___ INPUT ROWS

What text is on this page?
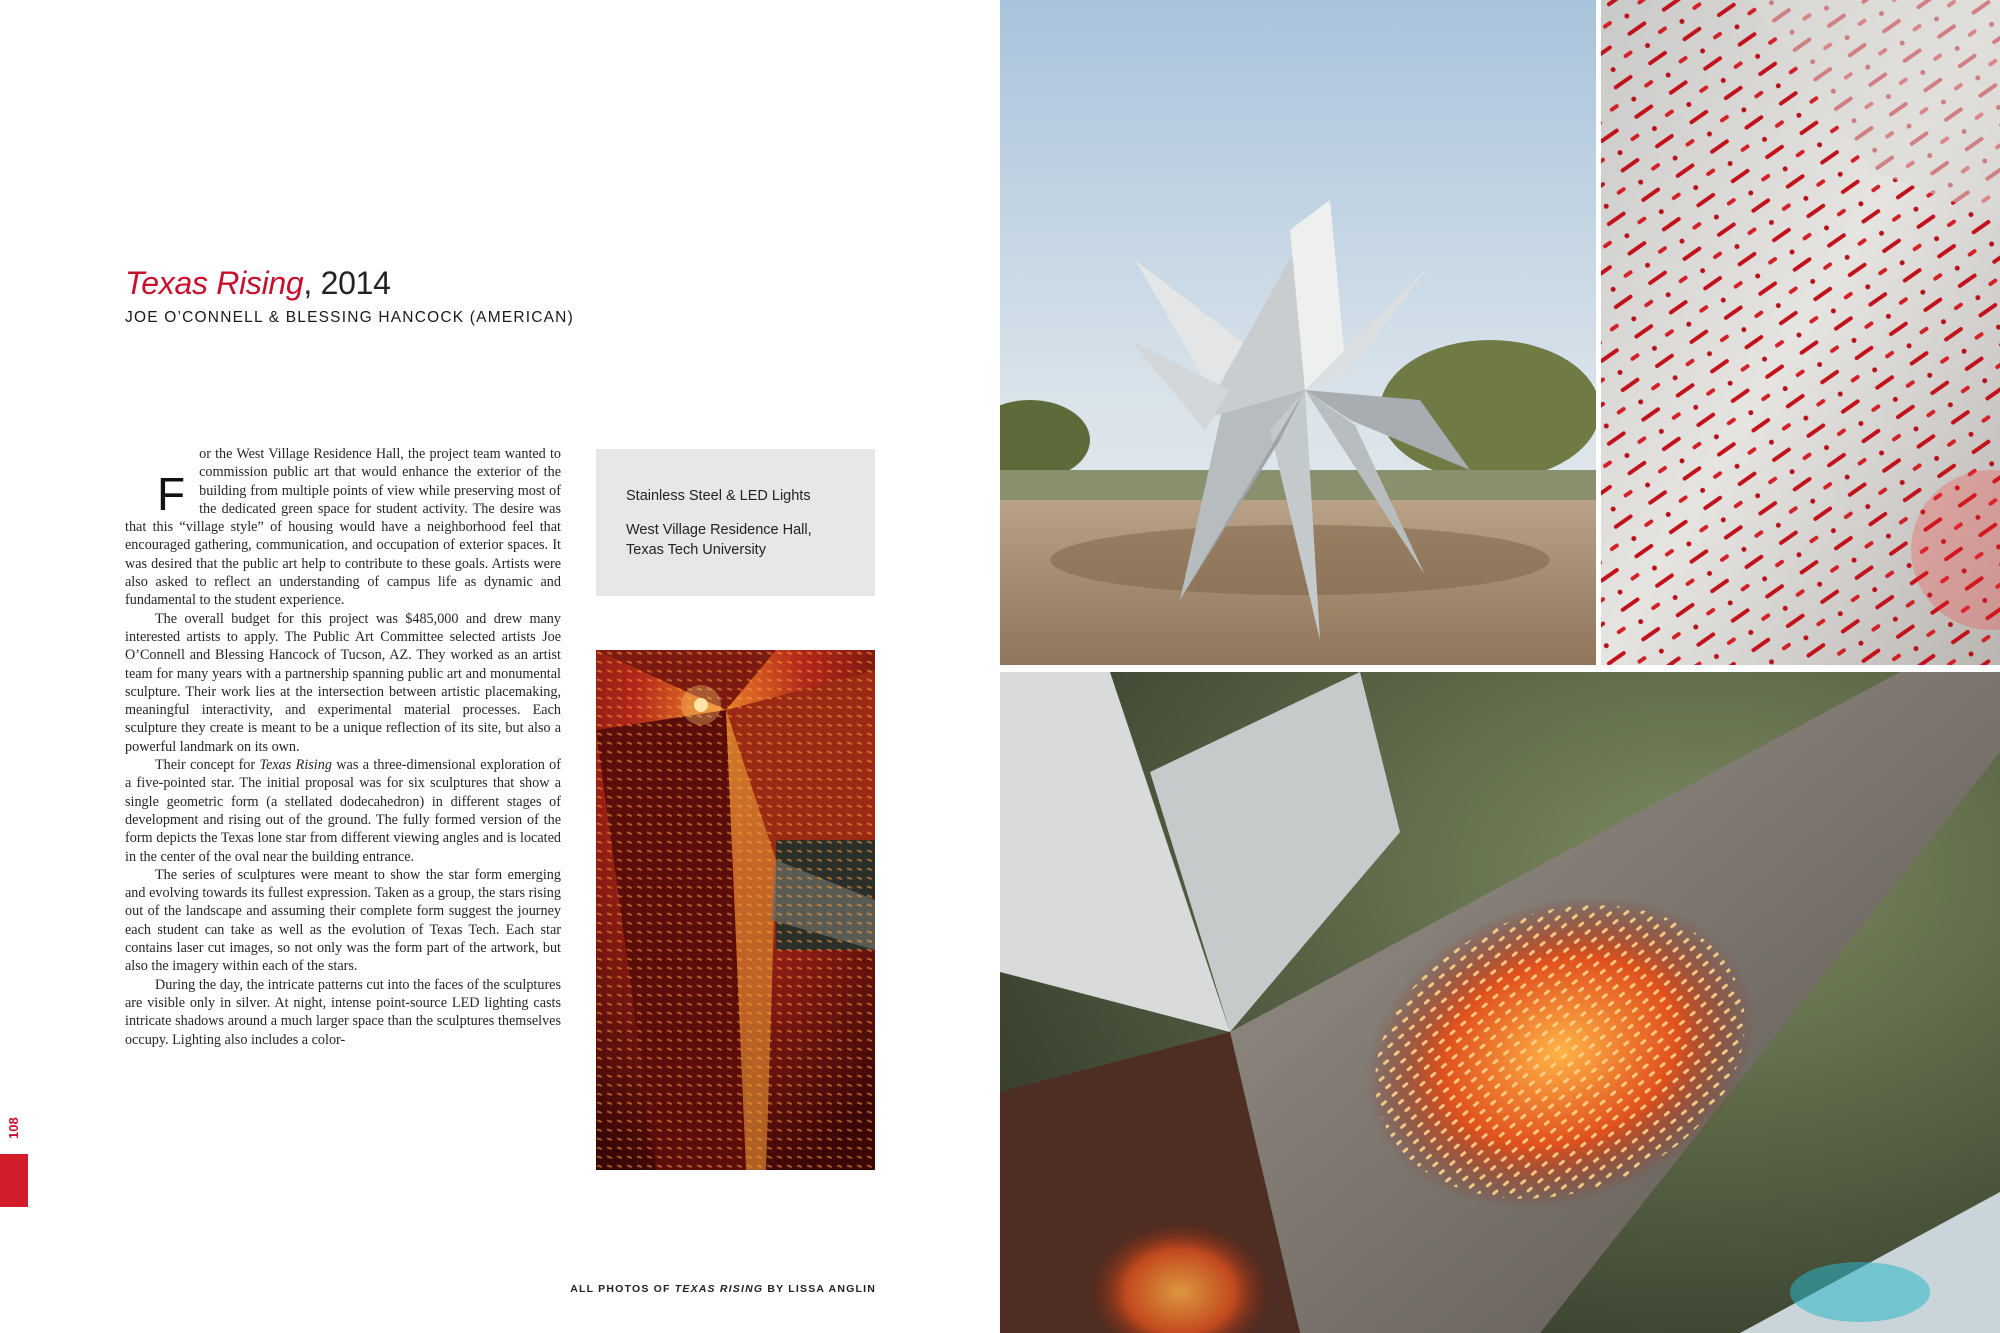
Texas Rising, 2014
JOE O’CONNELL & BLESSING HANCOCK (AMERICAN)
F

or the West Village Residence Hall, the project team wanted to commission public art that would enhance the exterior of the building from multiple points of view while preserving most of the dedicated green space for student activity. The desire was that this “village style” of housing would have a neighborhood feel that encouraged gathering, communication, and occupation of exterior spaces. It was desired that the public art help to contribute to these goals. Artists were also asked to reflect an understanding of campus life as dynamic and fundamental to the student experience.

The overall budget for this project was $485,000 and drew many interested artists to apply. The Public Art Committee selected artists Joe O’Connell and Blessing Hancock of Tucson, AZ. They worked as an artist team for many years with a partnership spanning public art and monumental sculpture. Their work lies at the intersection between artistic placemaking, meaningful interactivity, and experimental material processes. Each sculpture they create is meant to be a unique reflection of its site, but also a powerful landmark on its own.

Their concept for Texas Rising was a three-dimensional exploration of a five-pointed star. The initial proposal was for six sculptures that show a single geometric form (a stellated dodecahedron) in different stages of development and rising out of the ground. The fully formed version of the form depicts the Texas lone star from different viewing angles and is located in the center of the oval near the building entrance.

The series of sculptures were meant to show the star form emerging and evolving towards its fullest expression. Taken as a group, the stars rising out of the landscape and assuming their complete form suggest the journey each student can take as well as the evolution of Texas Tech. Each star contains laser cut images, so not only was the form part of the artwork, but also the imagery within each of the stars.

During the day, the intricate patterns cut into the faces of the sculptures are visible only in silver. At night, intense point-source LED lighting casts intricate shadows around a much larger space than the sculptures themselves occupy. Lighting also includes a color-

Stainless Steel & LED Lights

West Village Residence Hall,

Texas Tech University

108

ALL PHOTOS OF TEXAS RISING BY LISSA ANGLIN
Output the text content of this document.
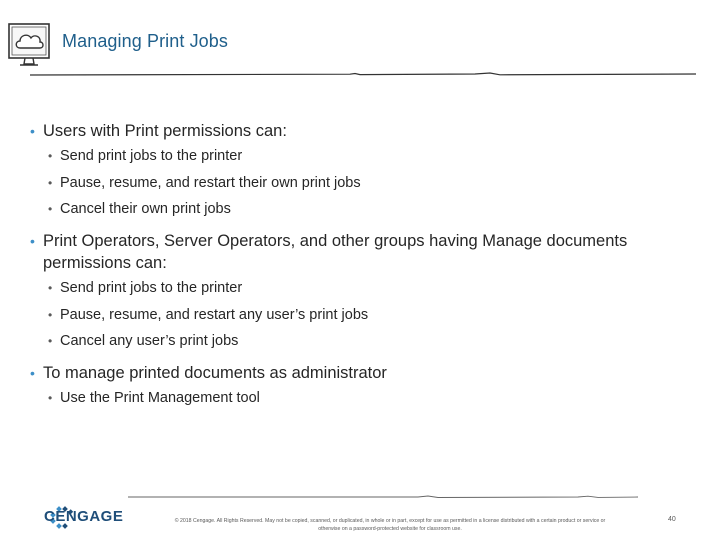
Managing Print Jobs

• Users with Print permissions can:

• Send print jobs to the printer

• Pause, resume, and restart their own print jobs

• Cancel their own print jobs

• Print Operators, Server Operators, and other groups having Manage documents
permissions can:

• Send print jobs to the printer

• Pause, resume, and restart any user’s print jobs

• Cancel any user’s print jobs

• To manage printed documents as administrator

• Use the Print Management tool

CENGAGE	© 2018 Cengage. All Rights Reserved. May not be copied, scanned, or duplicated, in whole or in part, except for use as permitted in a license distributed with a certain product or service or
otherwise on a password-protected website for classroom use.
40
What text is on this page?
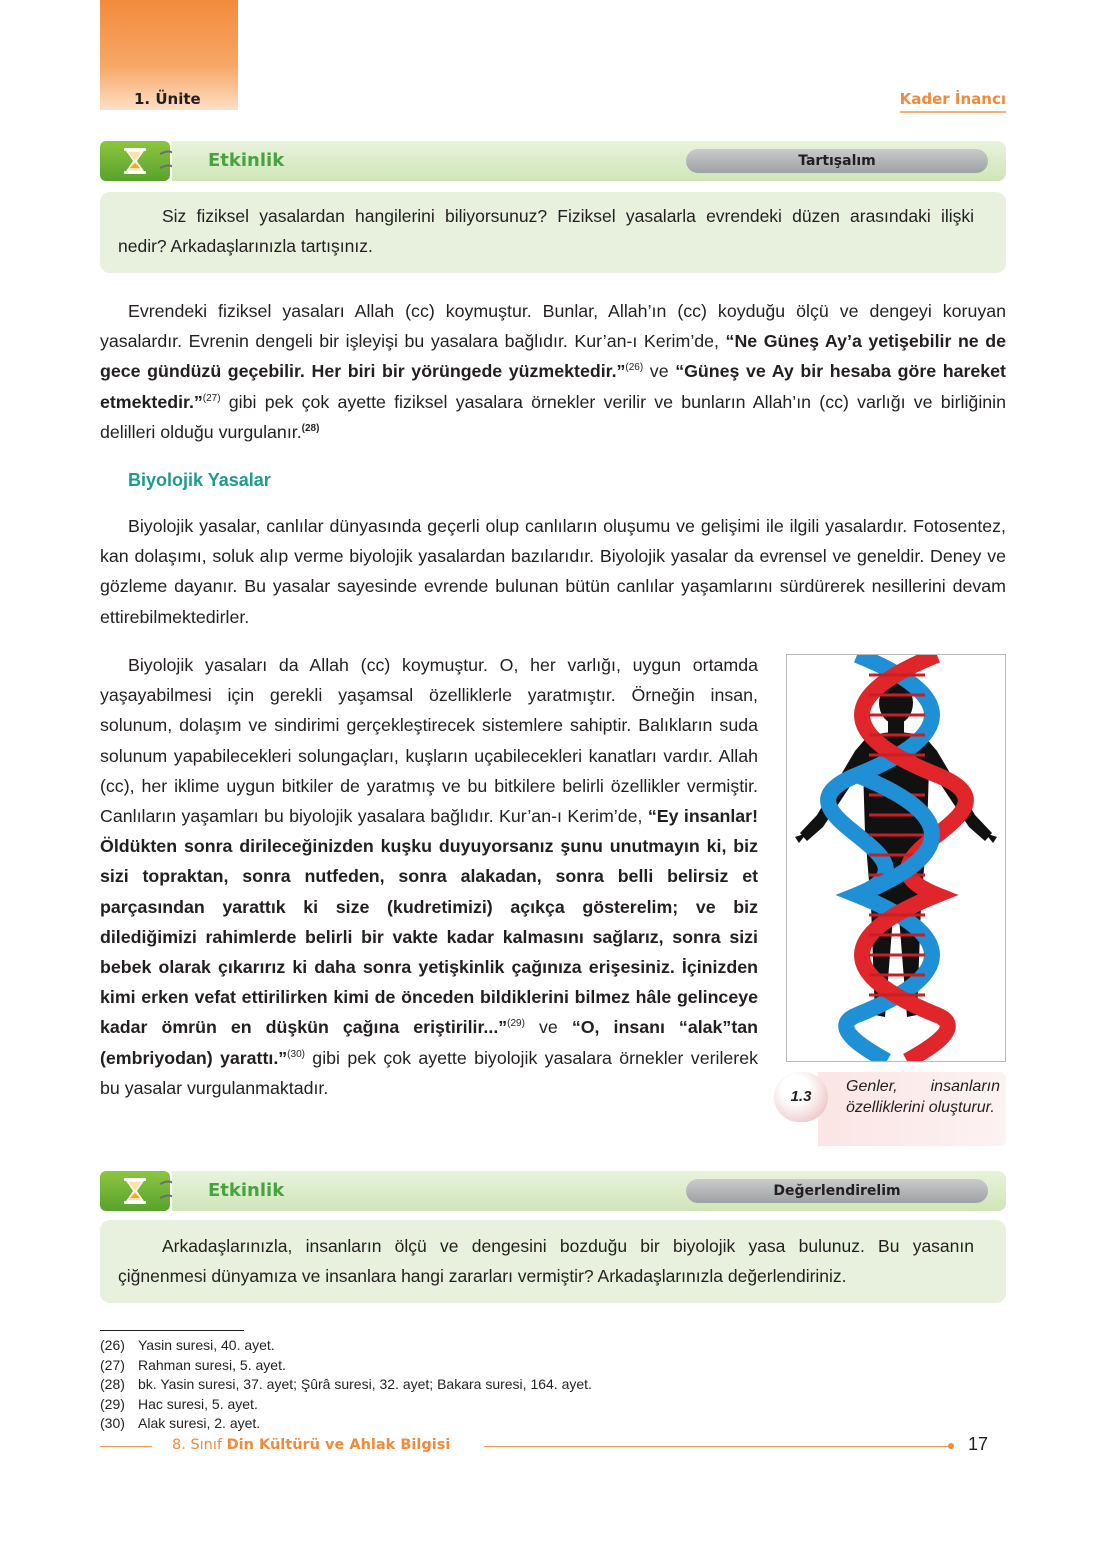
1. Ünite	Kader İnancı
Etkinlik	Tartışalım

Siz fiziksel yasalardan hangilerini biliyorsunuz? Fiziksel yasalarla evrendeki düzen arasındaki ilişki nedir? Arkadaşlarınızla tartışınız.

Evrendeki fiziksel yasaları Allah (cc) koymuştur. Bunlar, Allah’ın (cc) koyduğu ölçü ve dengeyi koruyan yasalardır. Evrenin dengeli bir işleyişi bu yasalara bağlıdır. Kur’an-ı Kerim’de, “Ne Güneş Ay’a yetişebilir ne de gece gündüzü geçebilir. Her biri bir yörüngede yüzmektedir.”$^{(26)}$ ve “Güneş ve Ay bir hesaba göre hareket etmektedir.”$^{(27)}$ gibi pek çok ayette fiziksel yasalara örnekler verilir ve bunların Allah’ın (cc) varlığı ve birliğinin delilleri olduğu vurgulanır.$^{(28)}$

Biyolojik Yasalar

Biyolojik yasalar, canlılar dünyasında geçerli olup canlıların oluşumu ve gelişimi ile ilgili yasalardır. Fotosentez, kan dolaşımı, soluk alıp verme biyolojik yasalardan bazılarıdır. Biyolojik yasalar da evrensel ve geneldir. Deney ve gözleme dayanır. Bu yasalar sayesinde evrende bulunan bütün canlılar yaşamlarını sürdürerek nesillerini devam ettirebilmektedirler.

Biyolojik yasaları da Allah (cc) koymuştur. O, her varlığı, uygun ortamda yaşayabilmesi için gerekli yaşamsal özelliklerle yaratmıştır. Örneğin insan, solunum, dolaşım ve sindirimi gerçekleştirecek sistemlere sahiptir. Balıkların suda solunum yapabilecekleri solungaçları, kuşların uçabilecekleri kanatları vardır. Allah (cc), her iklime uygun bitkiler de yaratmış ve bu bitkilere belirli özellikler vermiştir. Canlıların yaşamları bu biyolojik yasalara bağlıdır. Kur’an-ı Kerim’de, “Ey insanlar! Öldükten sonra dirileceğinizden kuşku duyuyorsanız şunu unutmayın ki, biz sizi topraktan, sonra nutfeden, sonra alakadan, sonra belli belirsiz et parçasından yarattık ki size (kudretimizi) açıkça gösterelim; ve biz dilediğimizi rahimlerde belirli bir vakte kadar kalmasını sağlarız, sonra sizi bebek olarak çıkarırız ki daha sonra yetişkinlik çağınıza erişesiniz. İçinizden kimi erken vefat ettirilirken kimi de önceden bildiklerini bilmez hâle gelinceye kadar ömrün en düşkün çağına eriştirilir...”$^{(29)}$ ve “O, insanı “alak”tan (embriyodan) yarattı.”$^{(30)}$ gibi pek çok ayette biyolojik yasalara örnekler verilerek bu yasalar vurgulanmaktadır.	1.3
Genler, insanların özelliklerini oluşturur.
Etkinlik	Değerlendirelim

Arkadaşlarınızla, insanların ölçü ve dengesini bozduğu bir biyolojik yasa bulunuz. Bu yasanın çiğnenmesi dünyamıza ve insanlara hangi zararları vermiştir? Arkadaşlarınızla değerlendiriniz.

(26) Yasin suresi, 40. ayet.
(27) Rahman suresi, 5. ayet.
(28) bk. Yasin suresi, 37. ayet; Şûrâ suresi, 32. ayet; Bakara suresi, 164. ayet.
(29) Hac suresi, 5. ayet.
(30) Alak suresi, 2. ayet.
8. Sınıf Din Kültürü ve Ahlak Bilgisi	17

______

EXERCISE TASK: Pull every line containing "suresi" out of the records.

TASK SOLUTION:
(26) Yasin suresi, 40. ayet.
(27) Rahman suresi, 5. ayet.
(28) bk. Yasin suresi, 37. ayet; Şûrâ suresi, 32. ayet; Bakara suresi, 164. ayet.
(29) Hac suresi, 5. ayet.
(30) Alak suresi, 2. ayet.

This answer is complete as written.